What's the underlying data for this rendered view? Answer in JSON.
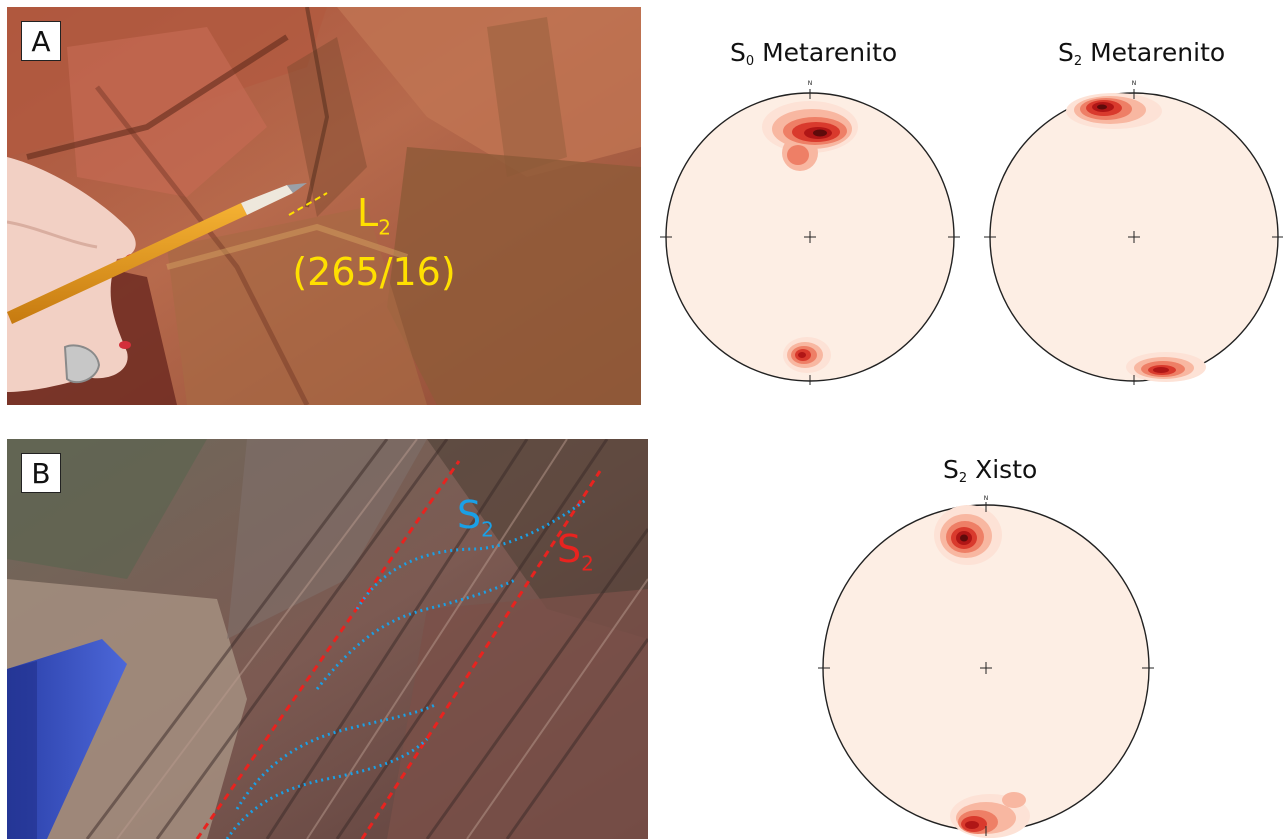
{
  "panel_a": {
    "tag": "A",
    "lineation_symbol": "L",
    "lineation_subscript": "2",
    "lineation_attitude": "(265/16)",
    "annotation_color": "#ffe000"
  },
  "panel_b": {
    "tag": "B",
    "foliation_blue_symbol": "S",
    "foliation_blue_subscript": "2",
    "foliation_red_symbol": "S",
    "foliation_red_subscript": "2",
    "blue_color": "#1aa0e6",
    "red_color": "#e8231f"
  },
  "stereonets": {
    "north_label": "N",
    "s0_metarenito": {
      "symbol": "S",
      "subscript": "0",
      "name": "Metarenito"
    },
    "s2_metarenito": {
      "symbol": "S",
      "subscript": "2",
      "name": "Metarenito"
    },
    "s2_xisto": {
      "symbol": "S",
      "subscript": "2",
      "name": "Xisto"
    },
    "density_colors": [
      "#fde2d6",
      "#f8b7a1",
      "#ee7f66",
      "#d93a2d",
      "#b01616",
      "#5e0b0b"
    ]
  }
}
◇ ◇ ◇ ◇
Write out the data precisely as given, excluding the pictures.

• [Solution to this problem]
What's the underlying data for this rendered view? Answer in JSON.
{
  "panel_a": {
    "tag": "A",
    "lineation_symbol": "L",
    "lineation_subscript": "2",
    "lineation_attitude": "(265/16)",
    "annotation_color": "#ffe000"
  },
  "panel_b": {
    "tag": "B",
    "foliation_blue_symbol": "S",
    "foliation_blue_subscript": "2",
    "foliation_red_symbol": "S",
    "foliation_red_subscript": "2",
    "blue_color": "#1aa0e6",
    "red_color": "#e8231f"
  },
  "stereonets": {
    "north_label": "N",
    "s0_metarenito": {
      "symbol": "S",
      "subscript": "0",
      "name": "Metarenito"
    },
    "s2_metarenito": {
      "symbol": "S",
      "subscript": "2",
      "name": "Metarenito"
    },
    "s2_xisto": {
      "symbol": "S",
      "subscript": "2",
      "name": "Xisto"
    },
    "density_colors": [
      "#fde2d6",
      "#f8b7a1",
      "#ee7f66",
      "#d93a2d",
      "#b01616",
      "#5e0b0b"
    ]
  }
}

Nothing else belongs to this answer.